## DOCUMENT EXTRACT:
• • • • •
Anyway, web programming back then was, how to put it, in a very interesting place. In Python's case we had Zope/Plone, which had sort of its separate ecosystem doing weird (but sometimes very interesting things) like an object-oriented database (hello, ZODB!) with a very interesing routing mechanism on top of it, Quixote (https://wiki.python.org/moin/Quixote) and mod_python (on top of which I built my first personal Python web-project). PHP was the hot thing, even though not the newest thing, Java's web offering consisted in Struts and some other thing which had a related name for which you needed to be an "Java architect" in order to put 2 forms and 3 templates together, Rails was just about to be launched, ASP was a joke (at least according to my other programmer colleague, who was also teaching ASP at University) and I won't comment on Perl, of which I know not too many things (and which seemed pretty cool, I have to admit).
Considering all this of course that Django (and Rails) was a huge breath of fresh air. People nowadays take things like JS web frameworks for granted, but until not too long ago the web was a very different place (which sometimes I really miss).
Well, that's basically it. It certainly isn't cutting edge, nor anything close to it. It's stable and boring. Some people like that, believe it or not.
• • • • •
## DATA SECTION:
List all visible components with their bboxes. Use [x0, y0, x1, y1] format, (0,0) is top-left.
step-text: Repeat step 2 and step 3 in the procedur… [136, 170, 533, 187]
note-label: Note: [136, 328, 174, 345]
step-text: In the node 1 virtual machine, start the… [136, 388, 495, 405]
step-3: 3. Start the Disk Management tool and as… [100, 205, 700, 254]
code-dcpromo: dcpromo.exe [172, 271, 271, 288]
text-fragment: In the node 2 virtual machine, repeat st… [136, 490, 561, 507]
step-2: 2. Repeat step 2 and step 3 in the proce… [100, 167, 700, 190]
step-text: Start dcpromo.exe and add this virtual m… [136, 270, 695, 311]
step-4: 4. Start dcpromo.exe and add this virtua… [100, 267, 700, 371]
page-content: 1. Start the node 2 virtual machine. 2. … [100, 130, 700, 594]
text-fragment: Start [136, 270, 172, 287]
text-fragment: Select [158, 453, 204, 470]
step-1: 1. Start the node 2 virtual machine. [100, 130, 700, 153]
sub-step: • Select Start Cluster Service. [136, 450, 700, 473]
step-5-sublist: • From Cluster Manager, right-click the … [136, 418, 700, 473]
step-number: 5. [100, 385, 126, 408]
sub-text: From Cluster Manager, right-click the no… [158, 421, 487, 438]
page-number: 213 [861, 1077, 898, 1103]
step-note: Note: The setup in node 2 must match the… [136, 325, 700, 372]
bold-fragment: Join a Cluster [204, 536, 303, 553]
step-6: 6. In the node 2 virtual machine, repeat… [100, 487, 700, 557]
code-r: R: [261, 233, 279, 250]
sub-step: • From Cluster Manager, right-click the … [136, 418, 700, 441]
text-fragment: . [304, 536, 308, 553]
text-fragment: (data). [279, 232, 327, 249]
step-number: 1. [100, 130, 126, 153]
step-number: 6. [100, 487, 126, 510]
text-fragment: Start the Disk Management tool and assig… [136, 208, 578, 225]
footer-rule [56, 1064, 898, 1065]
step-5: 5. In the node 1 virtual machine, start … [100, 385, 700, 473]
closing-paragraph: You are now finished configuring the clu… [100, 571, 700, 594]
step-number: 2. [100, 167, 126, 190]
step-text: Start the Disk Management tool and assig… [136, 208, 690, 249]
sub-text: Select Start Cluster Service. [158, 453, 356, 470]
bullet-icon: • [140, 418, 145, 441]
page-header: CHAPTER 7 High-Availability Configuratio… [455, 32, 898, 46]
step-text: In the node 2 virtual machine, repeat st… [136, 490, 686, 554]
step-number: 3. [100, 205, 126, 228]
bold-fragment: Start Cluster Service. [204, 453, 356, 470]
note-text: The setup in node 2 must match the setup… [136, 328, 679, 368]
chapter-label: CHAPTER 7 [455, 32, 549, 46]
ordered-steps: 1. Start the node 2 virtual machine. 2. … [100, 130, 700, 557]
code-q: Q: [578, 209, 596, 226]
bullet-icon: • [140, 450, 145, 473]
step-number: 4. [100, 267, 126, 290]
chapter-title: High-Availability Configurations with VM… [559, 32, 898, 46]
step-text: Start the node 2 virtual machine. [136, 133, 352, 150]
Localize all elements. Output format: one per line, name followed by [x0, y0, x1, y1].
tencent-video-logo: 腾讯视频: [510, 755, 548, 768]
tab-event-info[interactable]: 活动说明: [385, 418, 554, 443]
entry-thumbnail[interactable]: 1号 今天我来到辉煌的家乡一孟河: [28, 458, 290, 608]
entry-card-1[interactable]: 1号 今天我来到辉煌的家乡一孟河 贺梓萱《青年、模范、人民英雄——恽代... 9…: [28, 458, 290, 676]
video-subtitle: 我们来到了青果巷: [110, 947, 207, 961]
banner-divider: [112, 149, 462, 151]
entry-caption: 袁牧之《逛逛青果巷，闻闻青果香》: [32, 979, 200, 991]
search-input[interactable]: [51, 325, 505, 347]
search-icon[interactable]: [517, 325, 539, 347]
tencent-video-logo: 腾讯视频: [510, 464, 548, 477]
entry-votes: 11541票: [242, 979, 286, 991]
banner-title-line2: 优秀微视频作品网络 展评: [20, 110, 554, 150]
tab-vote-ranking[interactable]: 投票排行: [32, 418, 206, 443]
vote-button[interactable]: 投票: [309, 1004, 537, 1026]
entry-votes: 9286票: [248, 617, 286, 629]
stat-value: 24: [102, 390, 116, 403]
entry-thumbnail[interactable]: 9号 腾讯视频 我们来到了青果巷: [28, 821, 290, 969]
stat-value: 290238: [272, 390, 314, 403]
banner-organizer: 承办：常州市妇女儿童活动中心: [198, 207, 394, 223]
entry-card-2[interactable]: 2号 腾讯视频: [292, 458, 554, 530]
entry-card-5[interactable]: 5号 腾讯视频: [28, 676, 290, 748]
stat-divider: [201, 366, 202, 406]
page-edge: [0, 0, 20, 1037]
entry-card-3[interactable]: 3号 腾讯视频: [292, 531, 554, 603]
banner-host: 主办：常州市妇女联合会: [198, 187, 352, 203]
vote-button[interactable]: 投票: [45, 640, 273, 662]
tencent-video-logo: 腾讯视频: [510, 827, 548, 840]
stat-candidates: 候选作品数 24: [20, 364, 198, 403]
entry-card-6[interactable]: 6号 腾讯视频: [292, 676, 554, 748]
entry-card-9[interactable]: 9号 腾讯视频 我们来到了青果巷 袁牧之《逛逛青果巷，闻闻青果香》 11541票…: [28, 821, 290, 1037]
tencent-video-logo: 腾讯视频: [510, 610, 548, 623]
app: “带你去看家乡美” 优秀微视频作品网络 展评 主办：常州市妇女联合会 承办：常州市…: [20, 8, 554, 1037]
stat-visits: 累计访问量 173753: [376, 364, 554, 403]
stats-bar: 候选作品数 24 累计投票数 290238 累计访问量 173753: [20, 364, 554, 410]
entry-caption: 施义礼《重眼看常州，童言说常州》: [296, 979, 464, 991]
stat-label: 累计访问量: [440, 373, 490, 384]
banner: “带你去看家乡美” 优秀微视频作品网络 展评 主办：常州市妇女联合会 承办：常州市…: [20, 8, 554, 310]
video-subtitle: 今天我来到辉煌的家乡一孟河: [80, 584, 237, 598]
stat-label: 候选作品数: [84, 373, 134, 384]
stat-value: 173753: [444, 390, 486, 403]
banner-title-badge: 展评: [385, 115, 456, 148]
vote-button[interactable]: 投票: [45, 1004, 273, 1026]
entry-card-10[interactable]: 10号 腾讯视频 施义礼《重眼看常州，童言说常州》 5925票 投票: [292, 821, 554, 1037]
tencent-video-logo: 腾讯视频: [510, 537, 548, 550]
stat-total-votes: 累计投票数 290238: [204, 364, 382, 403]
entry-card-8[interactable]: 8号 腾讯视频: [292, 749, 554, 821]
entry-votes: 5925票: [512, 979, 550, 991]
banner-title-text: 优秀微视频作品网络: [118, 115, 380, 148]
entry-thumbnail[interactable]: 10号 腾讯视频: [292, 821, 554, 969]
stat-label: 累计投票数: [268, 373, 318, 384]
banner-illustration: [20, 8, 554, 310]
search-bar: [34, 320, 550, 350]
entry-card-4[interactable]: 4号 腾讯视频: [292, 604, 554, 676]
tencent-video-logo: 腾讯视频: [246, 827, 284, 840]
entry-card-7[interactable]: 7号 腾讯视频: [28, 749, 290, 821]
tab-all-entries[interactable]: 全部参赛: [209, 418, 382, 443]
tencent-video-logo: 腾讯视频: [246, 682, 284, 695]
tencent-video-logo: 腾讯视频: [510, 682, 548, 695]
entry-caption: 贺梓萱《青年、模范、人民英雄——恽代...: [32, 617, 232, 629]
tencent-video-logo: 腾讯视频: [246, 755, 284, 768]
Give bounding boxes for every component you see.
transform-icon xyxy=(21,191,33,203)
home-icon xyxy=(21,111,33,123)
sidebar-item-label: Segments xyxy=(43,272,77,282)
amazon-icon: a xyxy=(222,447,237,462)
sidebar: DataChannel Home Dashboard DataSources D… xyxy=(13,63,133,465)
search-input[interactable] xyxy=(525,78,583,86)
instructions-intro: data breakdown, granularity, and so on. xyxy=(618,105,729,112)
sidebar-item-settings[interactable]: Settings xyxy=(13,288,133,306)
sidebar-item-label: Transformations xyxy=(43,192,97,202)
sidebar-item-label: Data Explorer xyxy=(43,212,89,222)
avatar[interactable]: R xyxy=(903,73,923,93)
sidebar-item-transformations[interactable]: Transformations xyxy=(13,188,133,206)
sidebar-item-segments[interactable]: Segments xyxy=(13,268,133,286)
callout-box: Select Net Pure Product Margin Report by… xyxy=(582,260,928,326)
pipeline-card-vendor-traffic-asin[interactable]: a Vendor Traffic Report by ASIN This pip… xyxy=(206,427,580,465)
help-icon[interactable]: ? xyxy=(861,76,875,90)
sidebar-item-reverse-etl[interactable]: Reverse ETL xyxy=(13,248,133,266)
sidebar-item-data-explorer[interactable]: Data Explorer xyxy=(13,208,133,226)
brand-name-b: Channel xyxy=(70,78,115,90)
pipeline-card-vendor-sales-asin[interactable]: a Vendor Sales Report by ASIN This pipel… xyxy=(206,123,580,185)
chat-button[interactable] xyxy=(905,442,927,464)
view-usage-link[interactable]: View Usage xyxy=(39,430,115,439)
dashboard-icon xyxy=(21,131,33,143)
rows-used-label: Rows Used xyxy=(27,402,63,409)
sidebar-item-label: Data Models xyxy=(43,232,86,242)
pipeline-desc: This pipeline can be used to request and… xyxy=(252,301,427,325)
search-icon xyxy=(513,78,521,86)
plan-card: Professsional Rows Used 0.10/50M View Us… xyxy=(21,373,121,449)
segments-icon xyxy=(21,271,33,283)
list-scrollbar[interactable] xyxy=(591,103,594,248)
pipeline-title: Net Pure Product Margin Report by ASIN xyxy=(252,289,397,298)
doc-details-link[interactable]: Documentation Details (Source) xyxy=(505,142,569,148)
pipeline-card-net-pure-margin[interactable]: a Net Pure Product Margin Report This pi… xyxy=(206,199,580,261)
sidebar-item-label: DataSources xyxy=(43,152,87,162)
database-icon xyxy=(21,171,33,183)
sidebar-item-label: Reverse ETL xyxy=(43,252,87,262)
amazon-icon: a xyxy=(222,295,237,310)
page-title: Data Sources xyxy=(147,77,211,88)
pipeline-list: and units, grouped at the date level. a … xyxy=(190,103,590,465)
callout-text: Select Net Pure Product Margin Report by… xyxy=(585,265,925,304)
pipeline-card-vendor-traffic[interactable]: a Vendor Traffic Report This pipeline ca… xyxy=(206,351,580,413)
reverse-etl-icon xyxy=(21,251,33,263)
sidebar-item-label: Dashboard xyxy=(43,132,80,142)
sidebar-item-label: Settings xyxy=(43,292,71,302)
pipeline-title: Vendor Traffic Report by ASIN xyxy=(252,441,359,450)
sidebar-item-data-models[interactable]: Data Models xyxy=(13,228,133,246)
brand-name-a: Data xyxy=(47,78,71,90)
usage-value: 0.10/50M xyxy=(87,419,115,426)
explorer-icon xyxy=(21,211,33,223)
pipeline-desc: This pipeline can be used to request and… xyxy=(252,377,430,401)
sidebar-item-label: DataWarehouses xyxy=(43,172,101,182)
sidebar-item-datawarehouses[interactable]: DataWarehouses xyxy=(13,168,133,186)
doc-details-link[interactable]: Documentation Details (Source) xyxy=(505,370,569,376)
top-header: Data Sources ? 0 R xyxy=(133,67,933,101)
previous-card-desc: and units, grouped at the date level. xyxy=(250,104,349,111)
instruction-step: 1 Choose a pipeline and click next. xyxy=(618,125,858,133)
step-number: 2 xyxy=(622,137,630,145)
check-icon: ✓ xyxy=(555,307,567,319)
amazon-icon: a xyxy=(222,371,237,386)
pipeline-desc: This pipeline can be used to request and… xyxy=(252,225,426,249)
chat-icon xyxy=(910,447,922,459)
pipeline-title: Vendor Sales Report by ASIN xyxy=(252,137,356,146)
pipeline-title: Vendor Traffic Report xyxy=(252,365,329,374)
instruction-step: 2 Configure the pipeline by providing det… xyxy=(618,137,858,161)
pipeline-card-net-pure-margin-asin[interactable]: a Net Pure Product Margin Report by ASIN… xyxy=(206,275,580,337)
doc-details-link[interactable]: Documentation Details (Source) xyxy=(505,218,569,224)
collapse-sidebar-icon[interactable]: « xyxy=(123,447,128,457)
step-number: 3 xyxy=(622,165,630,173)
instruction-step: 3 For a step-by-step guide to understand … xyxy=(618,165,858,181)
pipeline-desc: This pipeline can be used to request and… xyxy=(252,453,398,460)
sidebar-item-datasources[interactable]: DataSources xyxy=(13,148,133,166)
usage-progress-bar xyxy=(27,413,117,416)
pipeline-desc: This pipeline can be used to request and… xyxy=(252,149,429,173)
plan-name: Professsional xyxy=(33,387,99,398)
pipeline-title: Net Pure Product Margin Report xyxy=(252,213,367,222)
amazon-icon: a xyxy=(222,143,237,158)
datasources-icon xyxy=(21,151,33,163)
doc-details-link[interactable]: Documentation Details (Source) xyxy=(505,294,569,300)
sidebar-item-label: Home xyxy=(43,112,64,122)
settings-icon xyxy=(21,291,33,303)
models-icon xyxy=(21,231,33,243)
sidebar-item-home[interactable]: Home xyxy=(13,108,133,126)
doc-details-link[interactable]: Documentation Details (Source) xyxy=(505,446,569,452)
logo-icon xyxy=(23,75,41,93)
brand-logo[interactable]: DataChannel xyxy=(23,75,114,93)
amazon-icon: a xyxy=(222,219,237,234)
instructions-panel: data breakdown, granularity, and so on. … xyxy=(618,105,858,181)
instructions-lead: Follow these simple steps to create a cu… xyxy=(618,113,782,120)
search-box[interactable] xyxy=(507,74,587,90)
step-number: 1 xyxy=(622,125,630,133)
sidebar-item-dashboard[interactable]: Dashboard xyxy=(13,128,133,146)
• • • • •
## WHAT YOU ARE ASKED TO DO:
The passage on early web programming names the options that Python had back then. List them.

## TASK RESULT:
Zope/Plone, Quixote, mod_python